**Exercise objective:** Copy every line of the data that contains the string "document".

**Supplied data:**
======
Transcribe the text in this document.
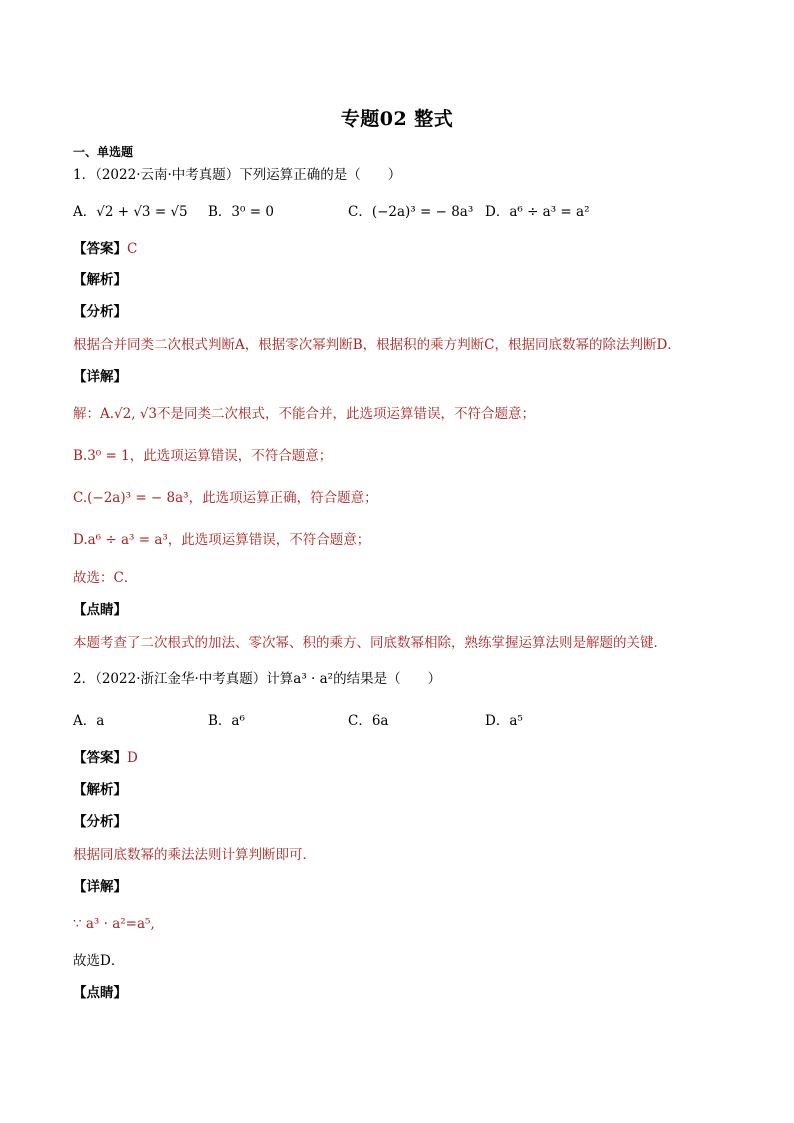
专题02 整式
一、单选题
1．（2022·云南·中考真题）下列运算正确的是（　　）
A．√2 + √3 = √5 B．3⁰ = 0	C．(−2a)³ = − 8a³ D．a⁶ ÷ a³ = a²
【答案】C
【解析】
【分析】
根据合并同类二次根式判断A，根据零次幂判断B，根据积的乘方判断C，根据同底数幂的除法判断D．
【详解】
解：A.√2, √3不是同类二次根式，不能合并，此选项运算错误，不符合题意；
B.3⁰ = 1，此选项运算错误，不符合题意；
C.(−2a)³ = − 8a³，此选项运算正确，符合题意；
D.a⁶ ÷ a³ = a³，此选项运算错误，不符合题意；
故选：C．
【点睛】
本题考查了二次根式的加法、零次幂、积的乘方、同底数幂相除，熟练掌握运算法则是解题的关键．
2．（2022·浙江金华·中考真题）计算a³ · a²的结果是（　　）
A．a	B．a⁶	C．6a	D．a⁵
【答案】D
【解析】
【分析】
根据同底数幂的乘法法则计算判断即可．
【详解】
∵ a³ · a²=a⁵,
故选D．
【点睛】
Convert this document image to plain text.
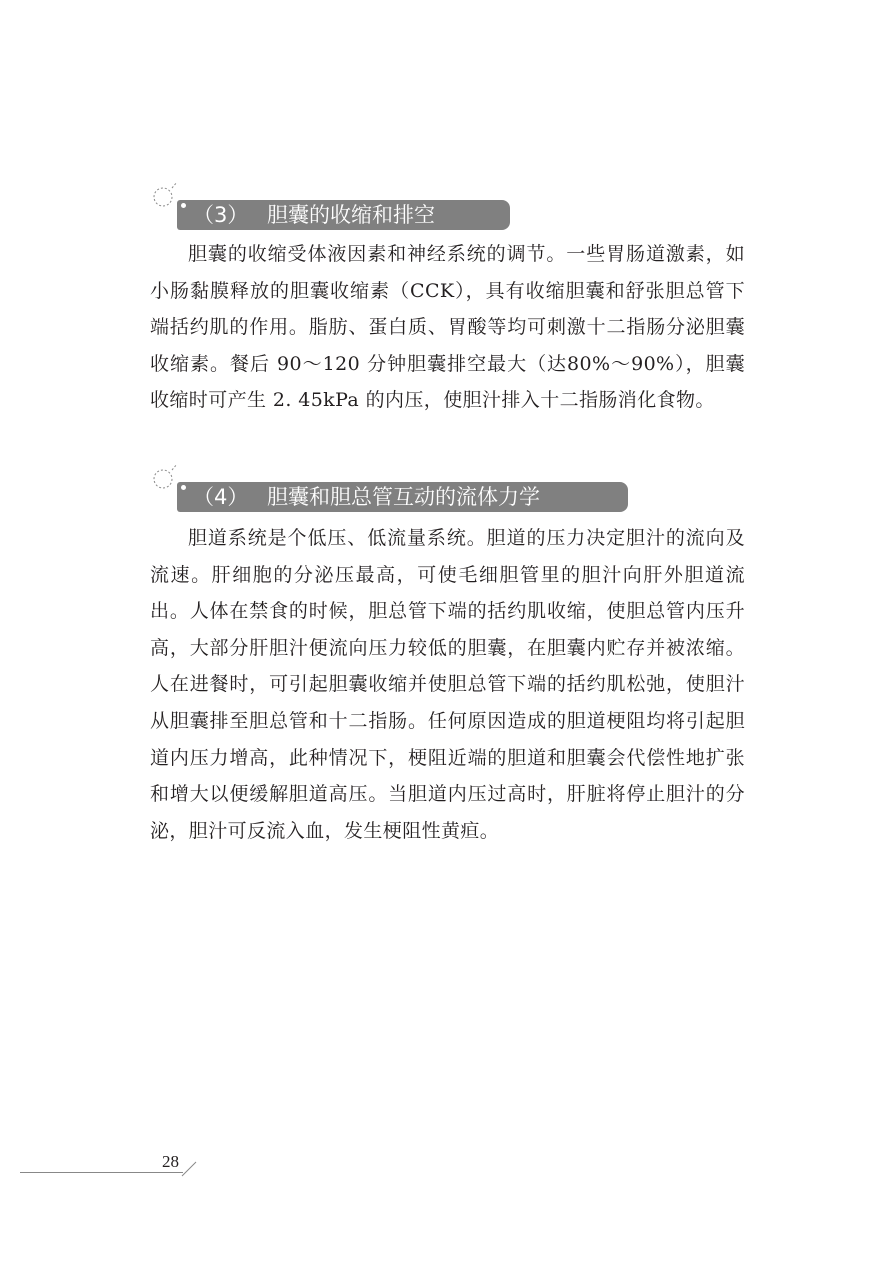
（3） 胆囊的收缩和排空

胆囊的收缩受体液因素和神经系统的调节。一些胃肠道激素，如小肠黏膜释放的胆囊收缩素（CCK），具有收缩胆囊和舒张胆总管下端括约肌的作用。脂肪、蛋白质、胃酸等均可刺激十二指肠分泌胆囊收缩素。餐后 90～120 分钟胆囊排空最大（达80%～90%），胆囊收缩时可产生 2. 45kPa 的内压，使胆汁排入十二指肠消化食物。

（4） 胆囊和胆总管互动的流体力学

胆道系统是个低压、低流量系统。胆道的压力决定胆汁的流向及流速。肝细胞的分泌压最高，可使毛细胆管里的胆汁向肝外胆道流出。人体在禁食的时候，胆总管下端的括约肌收缩，使胆总管内压升高，大部分肝胆汁便流向压力较低的胆囊，在胆囊内贮存并被浓缩。人在进餐时，可引起胆囊收缩并使胆总管下端的括约肌松弛，使胆汁从胆囊排至胆总管和十二指肠。任何原因造成的胆道梗阻均将引起胆道内压力增高，此种情况下，梗阻近端的胆道和胆囊会代偿性地扩张和增大以便缓解胆道高压。当胆道内压过高时，肝脏将停止胆汁的分泌，胆汁可反流入血，发生梗阻性黄疸。

28
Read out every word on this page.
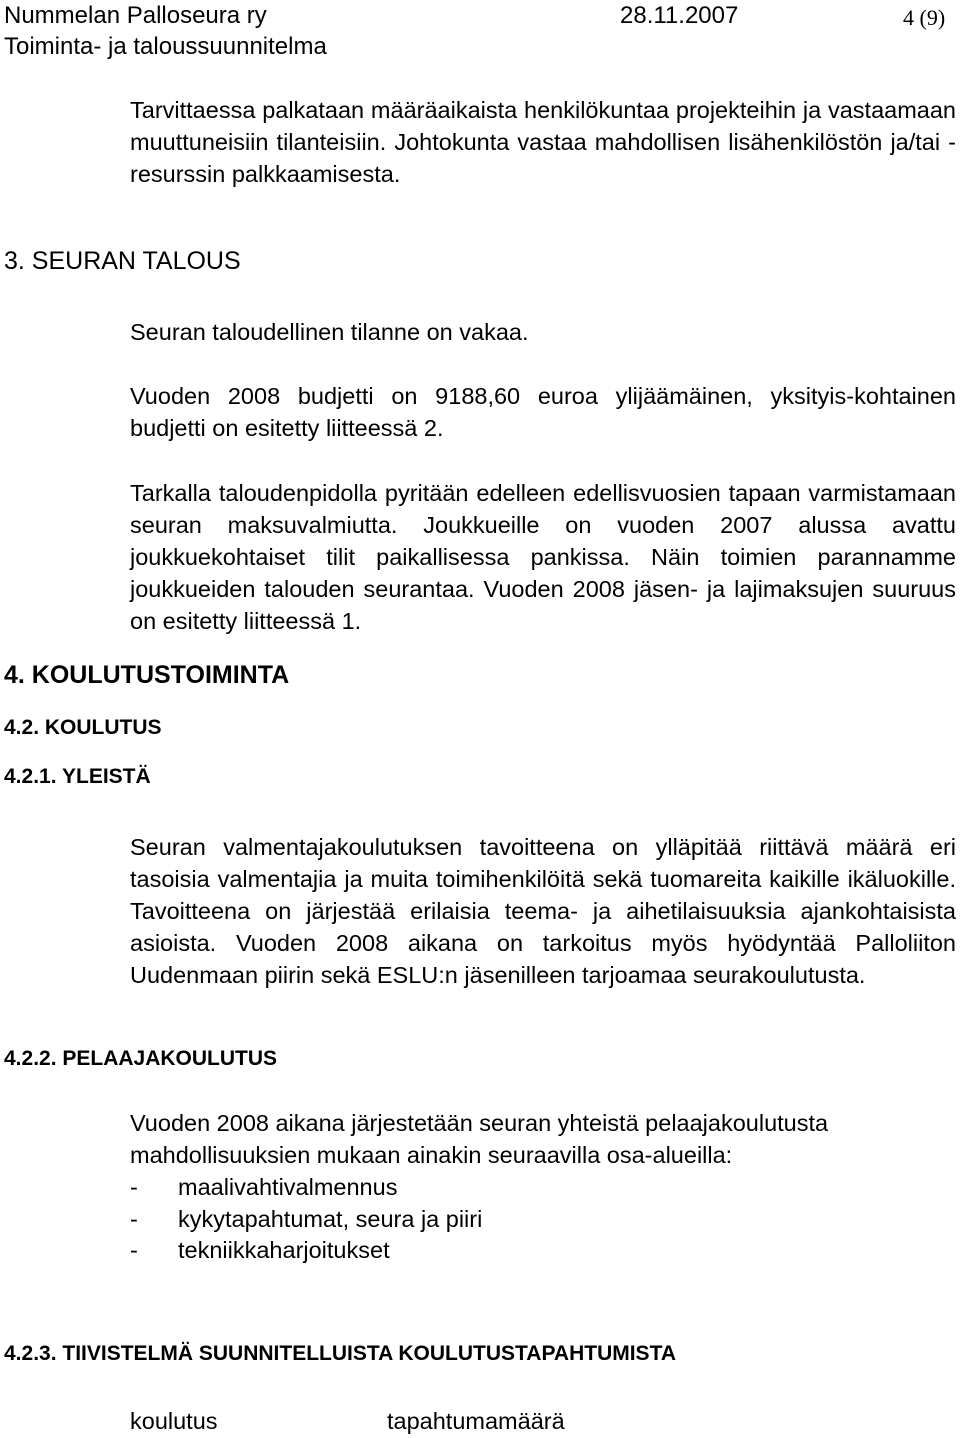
Nummelan Palloseura ry	28.11.2007	4 (9)
Toiminta- ja taloussuunnitelma
Tarvittaessa palkataan määräaikaista henkilökuntaa projekteihin ja vastaamaan muuttuneisiin tilanteisiin. Johtokunta vastaa mahdollisen lisähenkilöstön ja/tai -resurssin palkkaamisesta.
3. SEURAN TALOUS
Seuran taloudellinen tilanne on vakaa.
Vuoden 2008 budjetti on 9188,60 euroa ylijäämäinen, yksityis-kohtainen budjetti on esitetty liitteessä 2.
Tarkalla taloudenpidolla pyritään edelleen edellisvuosien tapaan varmistamaan seuran maksuvalmiutta. Joukkueille on vuoden 2007 alussa avattu joukkuekohtaiset tilit paikallisessa pankissa. Näin toimien parannamme joukkueiden talouden seurantaa. Vuoden 2008 jäsen- ja lajimaksujen suuruus on esitetty liitteessä 1.
4. KOULUTUSTOIMINTA
4.2. KOULUTUS
4.2.1. YLEISTÄ
Seuran valmentajakoulutuksen tavoitteena on ylläpitää riittävä määrä eri tasoisia valmentajia ja muita toimihenkilöitä sekä tuomareita kaikille ikäluokille. Tavoitteena on järjestää erilaisia teema- ja aihetilaisuuksia ajankohtaisista asioista. Vuoden 2008 aikana on tarkoitus myös hyödyntää Palloliiton Uudenmaan piirin sekä ESLU:n jäsenilleen tarjoamaa seurakoulutusta.
4.2.2. PELAAJAKOULUTUS
Vuoden 2008 aikana järjestetään seuran yhteistä pelaajakoulutusta
mahdollisuuksien mukaan ainakin seuraavilla osa-alueilla:
- maalivahtivalmennus
- kykytapahtumat, seura ja piiri
- tekniikkaharjoitukset
4.2.3. TIIVISTELMÄ SUUNNITELLUISTA KOULUTUSTAPAHTUMISTA
koulutus	tapahtumamäärä
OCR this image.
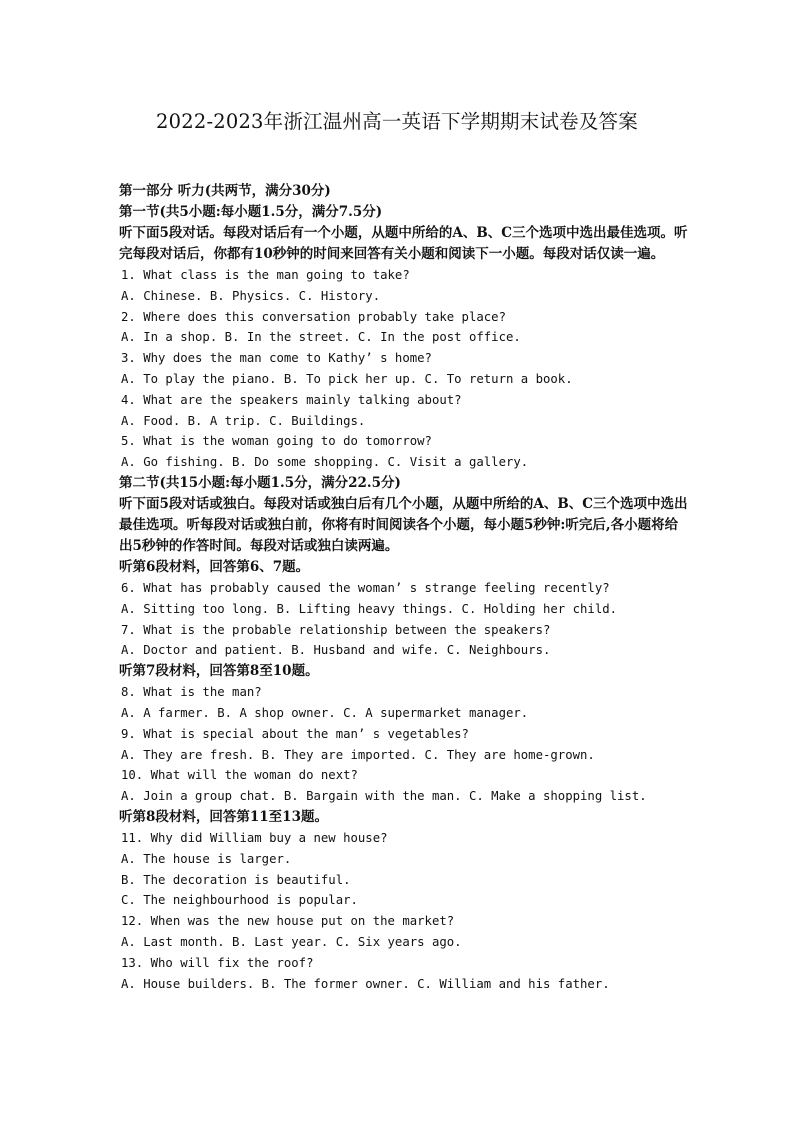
2022-2023年浙江温州高一英语下学期期末试卷及答案
第一部分 听力(共两节，满分30分)
第一节(共5小题:每小题1.5分，满分7.5分)
听下面5段对话。每段对话后有一个小题，从题中所给的A、B、C三个选项中选出最佳选项。听完每段对话后，你都有10秒钟的时间来回答有关小题和阅读下一小题。每段对话仅读一遍。
1. What class is the man going to take?
A. Chinese. B. Physics. C. History.
2. Where does this conversation probably take place?
A. In a shop. B. In the street. C. In the post office.
3. Why does the man come to Kathy’ s home?
A. To play the piano. B. To pick her up. C. To return a book.
4. What are the speakers mainly talking about?
A. Food. B. A trip. C. Buildings.
5. What is the woman going to do tomorrow?
A. Go fishing. B. Do some shopping. C. Visit a gallery.
第二节(共15小题:每小题1.5分，满分22.5分)
听下面5段对话或独白。每段对话或独白后有几个小题，从题中所给的A、B、C三个选项中选出最佳选项。听每段对话或独白前，你将有时间阅读各个小题，每小题5秒钟:听完后,各小题将给出5秒钟的作答时间。每段对话或独白读两遍。
听第6段材料，回答第6、7题。
6. What has probably caused the woman’ s strange feeling recently?
A. Sitting too long. B. Lifting heavy things. C. Holding her child.
7. What is the probable relationship between the speakers?
A. Doctor and patient. B. Husband and wife. C. Neighbours.
听第7段材料，回答第8至10题。
8. What is the man?
A. A farmer. B. A shop owner. C. A supermarket manager.
9. What is special about the man’ s vegetables?
A. They are fresh. B. They are imported. C. They are home-grown.
10. What will the woman do next?
A. Join a group chat. B. Bargain with the man. C. Make a shopping list.
听第8段材料，回答第11至13题。
11. Why did William buy a new house?
A. The house is larger.
B. The decoration is beautiful.
C. The neighbourhood is popular.
12. When was the new house put on the market?
A. Last month. B. Last year. C. Six years ago.
13. Who will fix the roof?
A. House builders. B. The former owner. C. William and his father.
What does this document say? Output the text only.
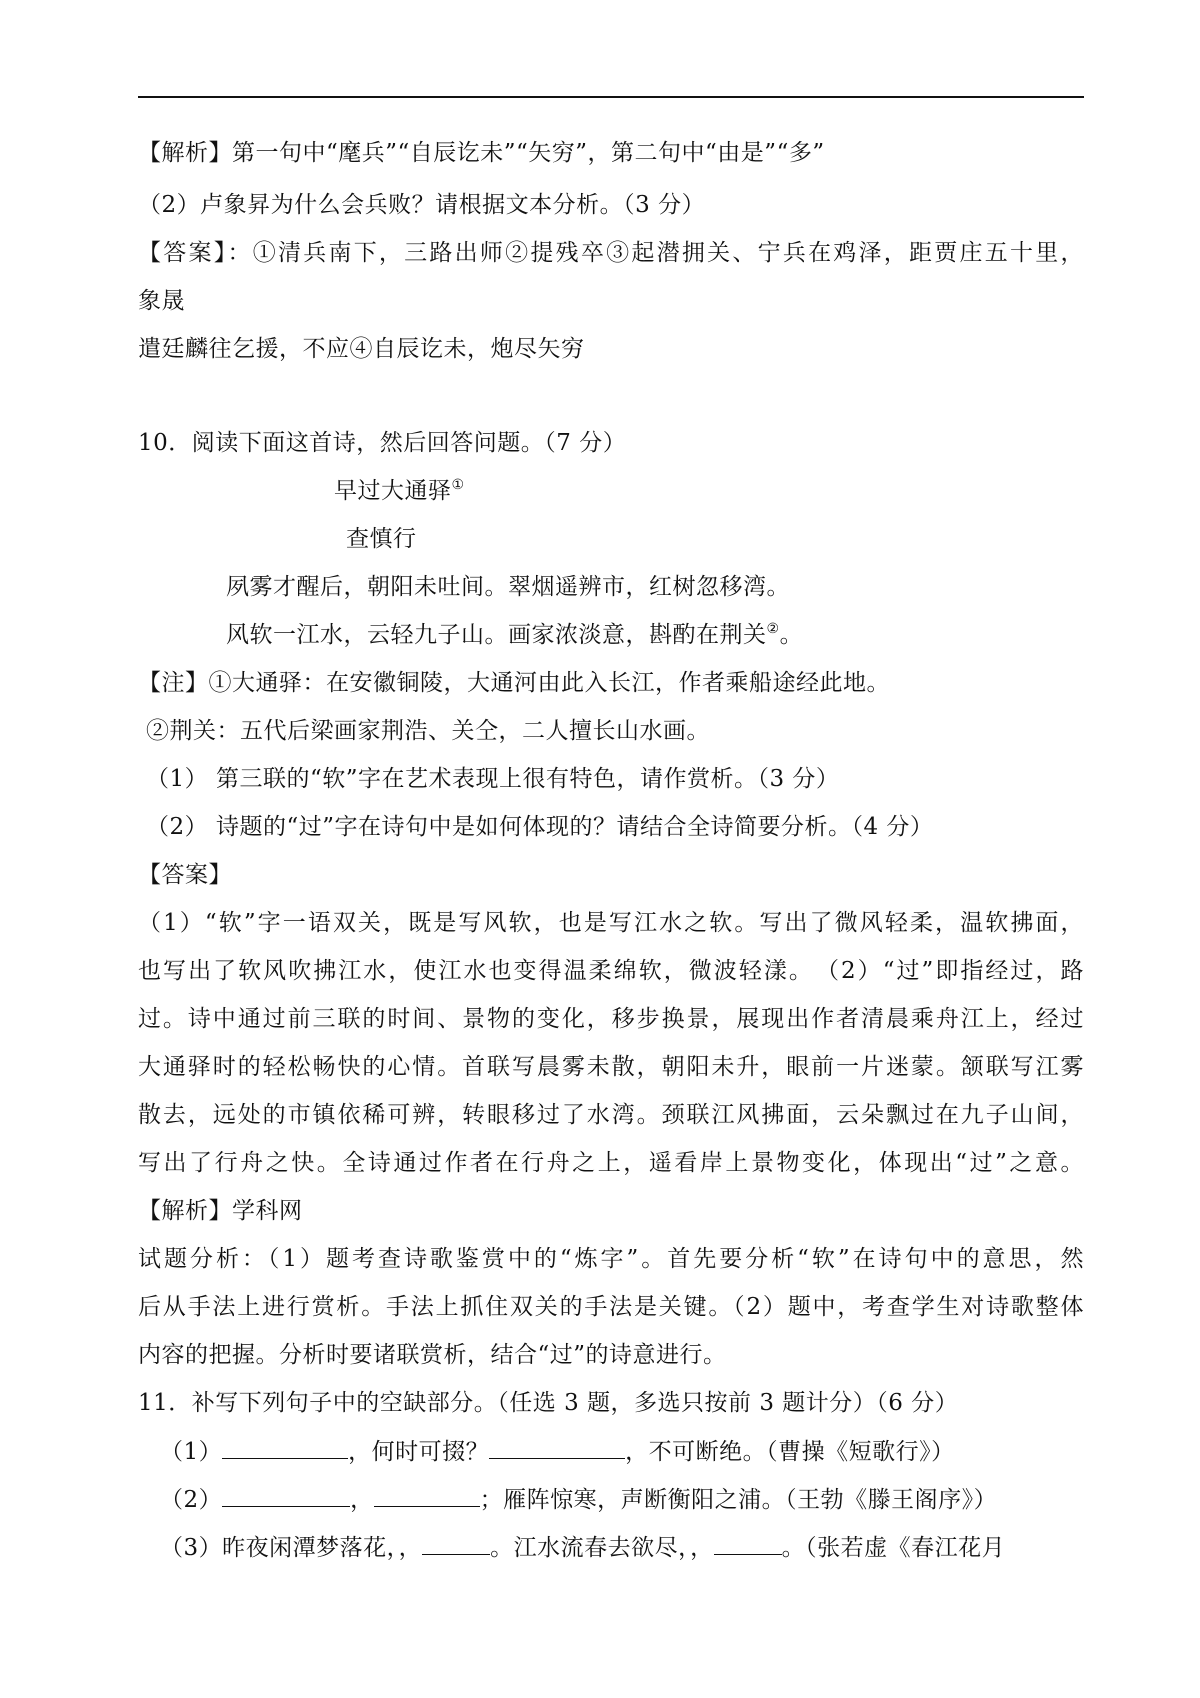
【解析】第一句中“麾兵”“自辰讫未”“矢穷”，第二句中“由是”“多”
（2）卢象昇为什么会兵败？请根据文本分析。（3 分）
【答案】：①清兵南下，三路出师②提残卒③起潜拥关、宁兵在鸡泽，距贾庄五十里，
象晟
遣廷麟往乞援，不应④自辰讫未，炮尽矢穷
10．阅读下面这首诗，然后回答问题。（7 分）
早过大通驿①
查慎行
夙雾才醒后，朝阳未吐间。翠烟遥辨市，红树忽移湾。
风软一江水，云轻九子山。画家浓淡意，斟酌在荆关②。
【注】①大通驿：在安徽铜陵，大通河由此入长江，作者乘船途经此地。
②荆关：五代后梁画家荆浩、关仝，二人擅长山水画。
（1） 第三联的“软”字在艺术表现上很有特色，请作赏析。（3 分）
（2） 诗题的“过”字在诗句中是如何体现的？请结合全诗简要分析。（4 分）
【答案】
（1）“软”字一语双关，既是写风软，也是写江水之软。写出了微风轻柔，温软拂面，
也写出了软风吹拂江水，使江水也变得温柔绵软，微波轻漾。　（2）“过”即指经过，路
过。诗中通过前三联的时间、景物的变化，移步换景，展现出作者清晨乘舟江上，经过
大通驿时的轻松畅快的心情。首联写晨雾未散，朝阳未升，眼前一片迷蒙。颔联写江雾
散去，远处的市镇依稀可辨，转眼移过了水湾。颈联江风拂面，云朵飘过在九子山间，
写出了行舟之快。全诗通过作者在行舟之上，遥看岸上景物变化，体现出“过”之意。
【解析】学科网
试题分析：（1）题考查诗歌鉴赏中的“炼字”。首先要分析“软”在诗句中的意思，然
后从手法上进行赏析。手法上抓住双关的手法是关键。（2）题中，考查学生对诗歌整体
内容的把握。分析时要诸联赏析，结合“过”的诗意进行。
11．补写下列句子中的空缺部分。（任选 3 题，多选只按前 3 题计分）（6 分）
（1）	，何时可掇？	，不可断绝。（曹操《短歌行》）
（2）	，	；雁阵惊寒，声断衡阳之浦。（王勃《滕王阁序》）
（3）昨夜闲潭梦落花，，	。江水流春去欲尽，，	。（张若虚《春江花月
======
**Result for this exercise:**
Transcribe the text in this document.
Convert this document image to plain text.
What does this document say? Output the text only.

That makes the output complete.